Written exercise: Pictures stay out; everything else in the records below is copied exactly.

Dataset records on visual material
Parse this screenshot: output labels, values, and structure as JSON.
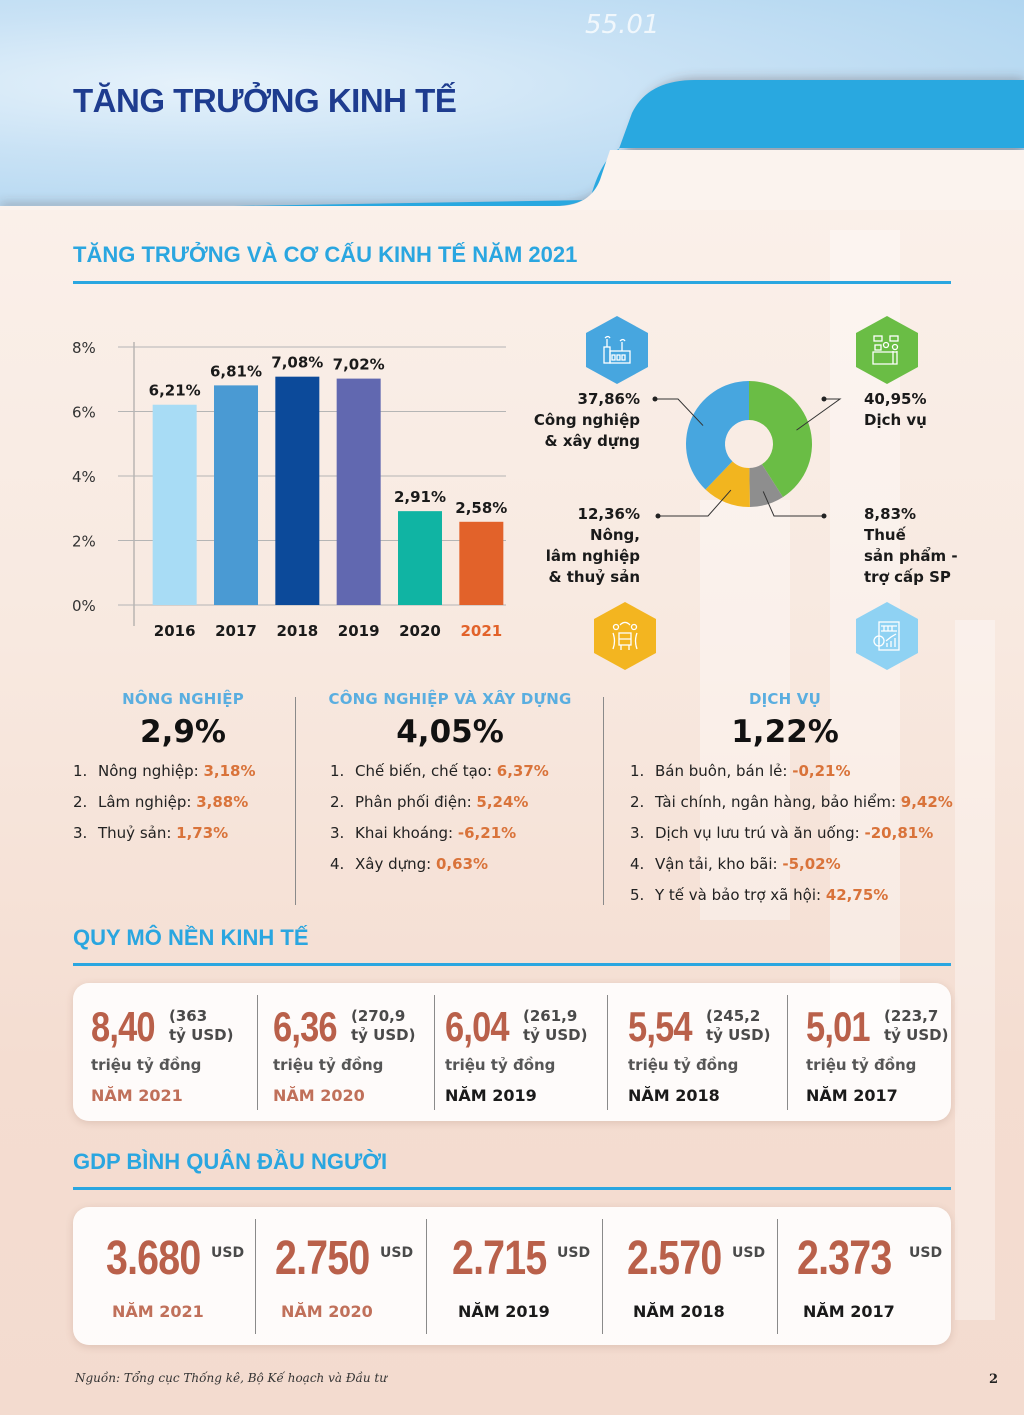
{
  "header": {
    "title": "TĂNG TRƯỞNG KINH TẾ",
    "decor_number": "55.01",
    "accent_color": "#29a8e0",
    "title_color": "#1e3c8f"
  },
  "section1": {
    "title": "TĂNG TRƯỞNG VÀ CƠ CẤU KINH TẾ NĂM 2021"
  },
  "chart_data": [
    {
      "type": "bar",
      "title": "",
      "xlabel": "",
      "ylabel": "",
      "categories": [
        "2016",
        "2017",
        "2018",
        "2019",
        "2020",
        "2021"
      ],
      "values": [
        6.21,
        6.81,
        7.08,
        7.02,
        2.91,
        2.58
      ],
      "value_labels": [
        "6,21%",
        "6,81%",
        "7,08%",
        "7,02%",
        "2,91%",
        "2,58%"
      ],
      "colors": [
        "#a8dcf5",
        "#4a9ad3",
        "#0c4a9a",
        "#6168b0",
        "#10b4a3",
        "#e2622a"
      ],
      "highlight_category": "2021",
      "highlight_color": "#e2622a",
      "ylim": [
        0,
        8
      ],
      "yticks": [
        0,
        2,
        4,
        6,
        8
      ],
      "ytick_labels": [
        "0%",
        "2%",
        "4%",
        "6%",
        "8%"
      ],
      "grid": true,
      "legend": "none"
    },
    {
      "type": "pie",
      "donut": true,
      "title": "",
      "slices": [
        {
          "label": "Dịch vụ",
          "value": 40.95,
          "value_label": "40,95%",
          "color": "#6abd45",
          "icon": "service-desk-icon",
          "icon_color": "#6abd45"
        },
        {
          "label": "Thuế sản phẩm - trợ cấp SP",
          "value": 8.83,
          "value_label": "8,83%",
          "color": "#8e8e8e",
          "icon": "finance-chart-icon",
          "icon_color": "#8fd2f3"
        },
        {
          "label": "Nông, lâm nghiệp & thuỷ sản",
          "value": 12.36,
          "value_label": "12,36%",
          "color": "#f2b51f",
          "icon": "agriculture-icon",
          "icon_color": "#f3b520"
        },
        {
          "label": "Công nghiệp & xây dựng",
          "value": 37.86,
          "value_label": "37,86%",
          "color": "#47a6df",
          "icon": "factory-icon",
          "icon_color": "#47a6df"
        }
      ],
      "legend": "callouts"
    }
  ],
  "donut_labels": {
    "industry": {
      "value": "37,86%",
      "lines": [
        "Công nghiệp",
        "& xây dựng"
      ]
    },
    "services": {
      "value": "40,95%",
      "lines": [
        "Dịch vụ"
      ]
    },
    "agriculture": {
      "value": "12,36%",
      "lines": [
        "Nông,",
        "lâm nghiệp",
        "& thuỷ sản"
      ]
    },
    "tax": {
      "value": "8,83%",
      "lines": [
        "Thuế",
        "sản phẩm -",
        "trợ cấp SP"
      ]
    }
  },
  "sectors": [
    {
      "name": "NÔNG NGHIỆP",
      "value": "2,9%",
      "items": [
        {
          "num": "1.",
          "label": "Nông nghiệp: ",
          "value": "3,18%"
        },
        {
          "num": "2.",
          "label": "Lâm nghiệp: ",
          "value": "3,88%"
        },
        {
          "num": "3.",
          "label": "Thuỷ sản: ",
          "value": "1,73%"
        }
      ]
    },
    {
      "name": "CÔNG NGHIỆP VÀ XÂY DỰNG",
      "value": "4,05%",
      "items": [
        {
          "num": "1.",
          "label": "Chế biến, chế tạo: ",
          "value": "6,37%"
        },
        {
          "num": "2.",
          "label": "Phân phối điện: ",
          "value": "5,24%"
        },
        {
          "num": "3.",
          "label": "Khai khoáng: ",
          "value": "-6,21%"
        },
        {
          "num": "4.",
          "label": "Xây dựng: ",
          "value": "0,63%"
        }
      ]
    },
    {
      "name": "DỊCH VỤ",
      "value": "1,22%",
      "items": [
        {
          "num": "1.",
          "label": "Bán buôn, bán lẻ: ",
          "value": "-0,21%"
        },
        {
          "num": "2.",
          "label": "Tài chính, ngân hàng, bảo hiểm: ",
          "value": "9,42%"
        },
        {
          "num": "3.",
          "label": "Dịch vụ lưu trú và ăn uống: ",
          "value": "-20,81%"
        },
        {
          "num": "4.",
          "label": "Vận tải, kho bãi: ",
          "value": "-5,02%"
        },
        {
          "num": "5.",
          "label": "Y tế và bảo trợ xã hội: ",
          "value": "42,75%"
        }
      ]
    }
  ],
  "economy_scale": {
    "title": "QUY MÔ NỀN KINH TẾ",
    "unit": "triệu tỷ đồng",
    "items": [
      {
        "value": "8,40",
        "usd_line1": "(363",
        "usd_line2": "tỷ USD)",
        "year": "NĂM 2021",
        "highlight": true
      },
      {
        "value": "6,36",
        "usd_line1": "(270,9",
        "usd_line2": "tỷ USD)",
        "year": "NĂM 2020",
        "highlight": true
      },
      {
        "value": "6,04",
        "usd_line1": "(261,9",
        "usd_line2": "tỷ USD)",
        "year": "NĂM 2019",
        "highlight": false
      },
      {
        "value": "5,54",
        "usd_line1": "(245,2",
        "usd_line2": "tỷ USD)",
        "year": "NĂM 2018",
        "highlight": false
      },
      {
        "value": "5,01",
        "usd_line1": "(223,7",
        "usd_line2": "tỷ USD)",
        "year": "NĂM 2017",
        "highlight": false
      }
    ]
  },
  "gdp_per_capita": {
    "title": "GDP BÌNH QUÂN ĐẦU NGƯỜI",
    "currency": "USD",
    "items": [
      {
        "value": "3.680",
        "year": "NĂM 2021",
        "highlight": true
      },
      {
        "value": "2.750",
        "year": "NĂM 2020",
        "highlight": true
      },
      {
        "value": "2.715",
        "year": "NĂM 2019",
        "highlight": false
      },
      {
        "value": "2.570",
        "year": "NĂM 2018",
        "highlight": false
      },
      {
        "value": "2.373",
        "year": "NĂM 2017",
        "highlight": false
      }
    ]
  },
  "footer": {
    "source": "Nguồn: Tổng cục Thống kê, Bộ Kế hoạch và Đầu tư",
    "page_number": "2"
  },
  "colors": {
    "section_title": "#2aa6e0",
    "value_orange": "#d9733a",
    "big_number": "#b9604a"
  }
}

Right answer:
Parse this screenshot: output labels, values, and structure as JSON.
{
  "header": {
    "title": "TĂNG TRƯỞNG KINH TẾ",
    "decor_number": "55.01",
    "accent_color": "#29a8e0",
    "title_color": "#1e3c8f"
  },
  "section1": {
    "title": "TĂNG TRƯỞNG VÀ CƠ CẤU KINH TẾ NĂM 2021"
  },
  "chart_data": [
    {
      "type": "bar",
      "title": "",
      "xlabel": "",
      "ylabel": "",
      "categories": [
        "2016",
        "2017",
        "2018",
        "2019",
        "2020",
        "2021"
      ],
      "values": [
        6.21,
        6.81,
        7.08,
        7.02,
        2.91,
        2.58
      ],
      "value_labels": [
        "6,21%",
        "6,81%",
        "7,08%",
        "7,02%",
        "2,91%",
        "2,58%"
      ],
      "colors": [
        "#a8dcf5",
        "#4a9ad3",
        "#0c4a9a",
        "#6168b0",
        "#10b4a3",
        "#e2622a"
      ],
      "highlight_category": "2021",
      "highlight_color": "#e2622a",
      "ylim": [
        0,
        8
      ],
      "yticks": [
        0,
        2,
        4,
        6,
        8
      ],
      "ytick_labels": [
        "0%",
        "2%",
        "4%",
        "6%",
        "8%"
      ],
      "grid": true,
      "legend": "none"
    },
    {
      "type": "pie",
      "donut": true,
      "title": "",
      "slices": [
        {
          "label": "Dịch vụ",
          "value": 40.95,
          "value_label": "40,95%",
          "color": "#6abd45",
          "icon": "service-desk-icon",
          "icon_color": "#6abd45"
        },
        {
          "label": "Thuế sản phẩm - trợ cấp SP",
          "value": 8.83,
          "value_label": "8,83%",
          "color": "#8e8e8e",
          "icon": "finance-chart-icon",
          "icon_color": "#8fd2f3"
        },
        {
          "label": "Nông, lâm nghiệp & thuỷ sản",
          "value": 12.36,
          "value_label": "12,36%",
          "color": "#f2b51f",
          "icon": "agriculture-icon",
          "icon_color": "#f3b520"
        },
        {
          "label": "Công nghiệp & xây dựng",
          "value": 37.86,
          "value_label": "37,86%",
          "color": "#47a6df",
          "icon": "factory-icon",
          "icon_color": "#47a6df"
        }
      ],
      "legend": "callouts"
    }
  ],
  "donut_labels": {
    "industry": {
      "value": "37,86%",
      "lines": [
        "Công nghiệp",
        "& xây dựng"
      ]
    },
    "services": {
      "value": "40,95%",
      "lines": [
        "Dịch vụ"
      ]
    },
    "agriculture": {
      "value": "12,36%",
      "lines": [
        "Nông,",
        "lâm nghiệp",
        "& thuỷ sản"
      ]
    },
    "tax": {
      "value": "8,83%",
      "lines": [
        "Thuế",
        "sản phẩm -",
        "trợ cấp SP"
      ]
    }
  },
  "sectors": [
    {
      "name": "NÔNG NGHIỆP",
      "value": "2,9%",
      "items": [
        {
          "num": "1.",
          "label": "Nông nghiệp: ",
          "value": "3,18%"
        },
        {
          "num": "2.",
          "label": "Lâm nghiệp: ",
          "value": "3,88%"
        },
        {
          "num": "3.",
          "label": "Thuỷ sản: ",
          "value": "1,73%"
        }
      ]
    },
    {
      "name": "CÔNG NGHIỆP VÀ XÂY DỰNG",
      "value": "4,05%",
      "items": [
        {
          "num": "1.",
          "label": "Chế biến, chế tạo: ",
          "value": "6,37%"
        },
        {
          "num": "2.",
          "label": "Phân phối điện: ",
          "value": "5,24%"
        },
        {
          "num": "3.",
          "label": "Khai khoáng: ",
          "value": "-6,21%"
        },
        {
          "num": "4.",
          "label": "Xây dựng: ",
          "value": "0,63%"
        }
      ]
    },
    {
      "name": "DỊCH VỤ",
      "value": "1,22%",
      "items": [
        {
          "num": "1.",
          "label": "Bán buôn, bán lẻ: ",
          "value": "-0,21%"
        },
        {
          "num": "2.",
          "label": "Tài chính, ngân hàng, bảo hiểm: ",
          "value": "9,42%"
        },
        {
          "num": "3.",
          "label": "Dịch vụ lưu trú và ăn uống: ",
          "value": "-20,81%"
        },
        {
          "num": "4.",
          "label": "Vận tải, kho bãi: ",
          "value": "-5,02%"
        },
        {
          "num": "5.",
          "label": "Y tế và bảo trợ xã hội: ",
          "value": "42,75%"
        }
      ]
    }
  ],
  "economy_scale": {
    "title": "QUY MÔ NỀN KINH TẾ",
    "unit": "triệu tỷ đồng",
    "items": [
      {
        "value": "8,40",
        "usd_line1": "(363",
        "usd_line2": "tỷ USD)",
        "year": "NĂM 2021",
        "highlight": true
      },
      {
        "value": "6,36",
        "usd_line1": "(270,9",
        "usd_line2": "tỷ USD)",
        "year": "NĂM 2020",
        "highlight": true
      },
      {
        "value": "6,04",
        "usd_line1": "(261,9",
        "usd_line2": "tỷ USD)",
        "year": "NĂM 2019",
        "highlight": false
      },
      {
        "value": "5,54",
        "usd_line1": "(245,2",
        "usd_line2": "tỷ USD)",
        "year": "NĂM 2018",
        "highlight": false
      },
      {
        "value": "5,01",
        "usd_line1": "(223,7",
        "usd_line2": "tỷ USD)",
        "year": "NĂM 2017",
        "highlight": false
      }
    ]
  },
  "gdp_per_capita": {
    "title": "GDP BÌNH QUÂN ĐẦU NGƯỜI",
    "currency": "USD",
    "items": [
      {
        "value": "3.680",
        "year": "NĂM 2021",
        "highlight": true
      },
      {
        "value": "2.750",
        "year": "NĂM 2020",
        "highlight": true
      },
      {
        "value": "2.715",
        "year": "NĂM 2019",
        "highlight": false
      },
      {
        "value": "2.570",
        "year": "NĂM 2018",
        "highlight": false
      },
      {
        "value": "2.373",
        "year": "NĂM 2017",
        "highlight": false
      }
    ]
  },
  "footer": {
    "source": "Nguồn: Tổng cục Thống kê, Bộ Kế hoạch và Đầu tư",
    "page_number": "2"
  },
  "colors": {
    "section_title": "#2aa6e0",
    "value_orange": "#d9733a",
    "big_number": "#b9604a"
  }
}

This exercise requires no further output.